◆ WRITTEN INSTRUCTION
Under this task are some entries; return every one of them exactly.

◆ RECORDS TO USE

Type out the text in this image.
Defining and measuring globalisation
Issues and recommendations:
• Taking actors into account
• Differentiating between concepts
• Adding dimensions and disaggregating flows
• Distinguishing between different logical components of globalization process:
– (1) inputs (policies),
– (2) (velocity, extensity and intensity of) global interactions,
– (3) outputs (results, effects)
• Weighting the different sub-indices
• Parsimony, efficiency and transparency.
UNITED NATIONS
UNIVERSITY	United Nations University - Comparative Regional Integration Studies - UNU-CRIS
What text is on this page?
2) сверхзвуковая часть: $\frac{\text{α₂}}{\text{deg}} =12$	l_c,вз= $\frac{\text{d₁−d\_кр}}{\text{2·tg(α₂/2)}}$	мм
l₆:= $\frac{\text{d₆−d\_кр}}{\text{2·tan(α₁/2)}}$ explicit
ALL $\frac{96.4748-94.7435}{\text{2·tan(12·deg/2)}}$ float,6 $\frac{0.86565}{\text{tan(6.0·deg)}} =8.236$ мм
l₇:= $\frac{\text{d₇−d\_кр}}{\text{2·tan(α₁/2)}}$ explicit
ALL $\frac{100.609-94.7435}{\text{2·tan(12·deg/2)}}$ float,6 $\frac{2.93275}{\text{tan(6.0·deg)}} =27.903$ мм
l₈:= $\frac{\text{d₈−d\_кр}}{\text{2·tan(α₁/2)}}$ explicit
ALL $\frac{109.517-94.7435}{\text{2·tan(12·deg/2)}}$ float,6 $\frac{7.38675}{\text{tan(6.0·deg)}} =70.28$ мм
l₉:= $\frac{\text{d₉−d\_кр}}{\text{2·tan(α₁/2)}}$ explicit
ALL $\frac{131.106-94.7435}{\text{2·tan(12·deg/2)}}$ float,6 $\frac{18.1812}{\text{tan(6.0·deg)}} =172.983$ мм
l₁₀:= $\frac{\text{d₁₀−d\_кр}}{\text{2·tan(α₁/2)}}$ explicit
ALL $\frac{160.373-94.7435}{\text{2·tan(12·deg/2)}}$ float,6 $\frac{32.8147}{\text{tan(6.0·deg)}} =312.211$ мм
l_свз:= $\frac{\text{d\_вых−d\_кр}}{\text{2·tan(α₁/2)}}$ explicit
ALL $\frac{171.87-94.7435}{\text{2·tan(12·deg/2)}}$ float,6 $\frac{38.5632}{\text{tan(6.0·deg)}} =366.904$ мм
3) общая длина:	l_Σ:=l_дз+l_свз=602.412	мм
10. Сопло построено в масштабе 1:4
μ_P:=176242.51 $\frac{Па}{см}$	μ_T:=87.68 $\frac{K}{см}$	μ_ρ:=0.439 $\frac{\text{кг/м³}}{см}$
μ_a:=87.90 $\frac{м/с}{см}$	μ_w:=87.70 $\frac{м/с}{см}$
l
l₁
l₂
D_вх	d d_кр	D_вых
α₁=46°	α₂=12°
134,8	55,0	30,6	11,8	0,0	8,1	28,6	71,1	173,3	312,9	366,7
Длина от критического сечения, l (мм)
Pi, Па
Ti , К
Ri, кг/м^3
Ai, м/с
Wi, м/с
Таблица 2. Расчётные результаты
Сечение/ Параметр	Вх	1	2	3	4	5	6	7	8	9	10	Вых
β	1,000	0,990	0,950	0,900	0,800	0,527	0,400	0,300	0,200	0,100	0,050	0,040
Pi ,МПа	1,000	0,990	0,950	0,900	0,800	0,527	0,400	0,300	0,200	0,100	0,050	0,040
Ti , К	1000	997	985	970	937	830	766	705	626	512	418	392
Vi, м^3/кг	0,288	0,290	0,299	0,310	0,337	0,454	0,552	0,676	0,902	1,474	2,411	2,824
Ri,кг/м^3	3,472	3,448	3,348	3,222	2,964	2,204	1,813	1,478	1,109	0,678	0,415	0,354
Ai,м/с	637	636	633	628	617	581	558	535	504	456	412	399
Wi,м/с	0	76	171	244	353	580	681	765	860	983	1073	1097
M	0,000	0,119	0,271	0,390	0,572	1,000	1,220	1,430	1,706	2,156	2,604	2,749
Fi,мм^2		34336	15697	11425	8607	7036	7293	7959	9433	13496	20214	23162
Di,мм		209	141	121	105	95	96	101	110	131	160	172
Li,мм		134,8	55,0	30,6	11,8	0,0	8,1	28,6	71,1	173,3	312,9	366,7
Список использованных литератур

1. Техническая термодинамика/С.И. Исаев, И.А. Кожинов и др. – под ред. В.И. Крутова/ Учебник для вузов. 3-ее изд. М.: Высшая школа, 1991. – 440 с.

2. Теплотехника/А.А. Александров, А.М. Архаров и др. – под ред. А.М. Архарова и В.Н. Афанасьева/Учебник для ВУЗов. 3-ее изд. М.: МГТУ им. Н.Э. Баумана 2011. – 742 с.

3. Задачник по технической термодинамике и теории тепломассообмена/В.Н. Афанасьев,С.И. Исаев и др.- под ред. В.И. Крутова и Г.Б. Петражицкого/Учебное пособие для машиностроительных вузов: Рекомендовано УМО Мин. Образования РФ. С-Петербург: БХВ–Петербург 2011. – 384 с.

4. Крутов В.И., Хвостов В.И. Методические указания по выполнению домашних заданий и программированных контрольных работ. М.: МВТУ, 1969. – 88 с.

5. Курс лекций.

◆ TASK OUTPUT
Type out the text in this image.
Defining and measuring globalisation
Issues and recommendations:
• Taking actors into account
• Differentiating between concepts
• Adding dimensions and disaggregating flows
• Distinguishing between different logical components of globalization process:
– (1) inputs (policies),
– (2) (velocity, extensity and intensity of) global interactions,
– (3) outputs (results, effects)
• Weighting the different sub-indices
• Parsimony, efficiency and transparency.
UNITED NATIONS
UNIVERSITY	United Nations University - Comparative Regional Integration Studies - UNU-CRIS
What text is on this page?
2) сверхзвуковая часть: $\frac{\text{α₂}}{\text{deg}} =12$	l_c,вз= $\frac{\text{d₁−d\_кр}}{\text{2·tg(α₂/2)}}$	мм
l₆:= $\frac{\text{d₆−d\_кр}}{\text{2·tan(α₁/2)}}$ explicit
ALL $\frac{96.4748-94.7435}{\text{2·tan(12·deg/2)}}$ float,6 $\frac{0.86565}{\text{tan(6.0·deg)}} =8.236$ мм
l₇:= $\frac{\text{d₇−d\_кр}}{\text{2·tan(α₁/2)}}$ explicit
ALL $\frac{100.609-94.7435}{\text{2·tan(12·deg/2)}}$ float,6 $\frac{2.93275}{\text{tan(6.0·deg)}} =27.903$ мм
l₈:= $\frac{\text{d₈−d\_кр}}{\text{2·tan(α₁/2)}}$ explicit
ALL $\frac{109.517-94.7435}{\text{2·tan(12·deg/2)}}$ float,6 $\frac{7.38675}{\text{tan(6.0·deg)}} =70.28$ мм
l₉:= $\frac{\text{d₉−d\_кр}}{\text{2·tan(α₁/2)}}$ explicit
ALL $\frac{131.106-94.7435}{\text{2·tan(12·deg/2)}}$ float,6 $\frac{18.1812}{\text{tan(6.0·deg)}} =172.983$ мм
l₁₀:= $\frac{\text{d₁₀−d\_кр}}{\text{2·tan(α₁/2)}}$ explicit
ALL $\frac{160.373-94.7435}{\text{2·tan(12·deg/2)}}$ float,6 $\frac{32.8147}{\text{tan(6.0·deg)}} =312.211$ мм
l_свз:= $\frac{\text{d\_вых−d\_кр}}{\text{2·tan(α₁/2)}}$ explicit
ALL $\frac{171.87-94.7435}{\text{2·tan(12·deg/2)}}$ float,6 $\frac{38.5632}{\text{tan(6.0·deg)}} =366.904$ мм
3) общая длина:	l_Σ:=l_дз+l_свз=602.412	мм
10. Сопло построено в масштабе 1:4
μ_P:=176242.51 $\frac{Па}{см}$	μ_T:=87.68 $\frac{K}{см}$	μ_ρ:=0.439 $\frac{\text{кг/м³}}{см}$
μ_a:=87.90 $\frac{м/с}{см}$	μ_w:=87.70 $\frac{м/с}{см}$
l
l₁
l₂
D_вх	d d_кр	D_вых
α₁=46°	α₂=12°
134,8	55,0	30,6	11,8	0,0	8,1	28,6	71,1	173,3	312,9	366,7
Длина от критического сечения, l (мм)
Pi, Па
Ti , К
Ri, кг/м^3
Ai, м/с
Wi, м/с
Таблица 2. Расчётные результаты
Сечение/ Параметр	Вх	1	2	3	4	5	6	7	8	9	10	Вых
β	1,000	0,990	0,950	0,900	0,800	0,527	0,400	0,300	0,200	0,100	0,050	0,040
Pi ,МПа	1,000	0,990	0,950	0,900	0,800	0,527	0,400	0,300	0,200	0,100	0,050	0,040
Ti , К	1000	997	985	970	937	830	766	705	626	512	418	392
Vi, м^3/кг	0,288	0,290	0,299	0,310	0,337	0,454	0,552	0,676	0,902	1,474	2,411	2,824
Ri,кг/м^3	3,472	3,448	3,348	3,222	2,964	2,204	1,813	1,478	1,109	0,678	0,415	0,354
Ai,м/с	637	636	633	628	617	581	558	535	504	456	412	399
Wi,м/с	0	76	171	244	353	580	681	765	860	983	1073	1097
M	0,000	0,119	0,271	0,390	0,572	1,000	1,220	1,430	1,706	2,156	2,604	2,749
Fi,мм^2		34336	15697	11425	8607	7036	7293	7959	9433	13496	20214	23162
Di,мм		209	141	121	105	95	96	101	110	131	160	172
Li,мм		134,8	55,0	30,6	11,8	0,0	8,1	28,6	71,1	173,3	312,9	366,7
Список использованных литератур

1. Техническая термодинамика/С.И. Исаев, И.А. Кожинов и др. – под ред. В.И. Крутова/ Учебник для вузов. 3-ее изд. М.: Высшая школа, 1991. – 440 с.

2. Теплотехника/А.А. Александров, А.М. Архаров и др. – под ред. А.М. Архарова и В.Н. Афанасьева/Учебник для ВУЗов. 3-ее изд. М.: МГТУ им. Н.Э. Баумана 2011. – 742 с.

3. Задачник по технической термодинамике и теории тепломассообмена/В.Н. Афанасьев,С.И. Исаев и др.- под ред. В.И. Крутова и Г.Б. Петражицкого/Учебное пособие для машиностроительных вузов: Рекомендовано УМО Мин. Образования РФ. С-Петербург: БХВ–Петербург 2011. – 384 с.

4. Крутов В.И., Хвостов В.И. Методические указания по выполнению домашних заданий и программированных контрольных работ. М.: МВТУ, 1969. – 88 с.

5. Курс лекций.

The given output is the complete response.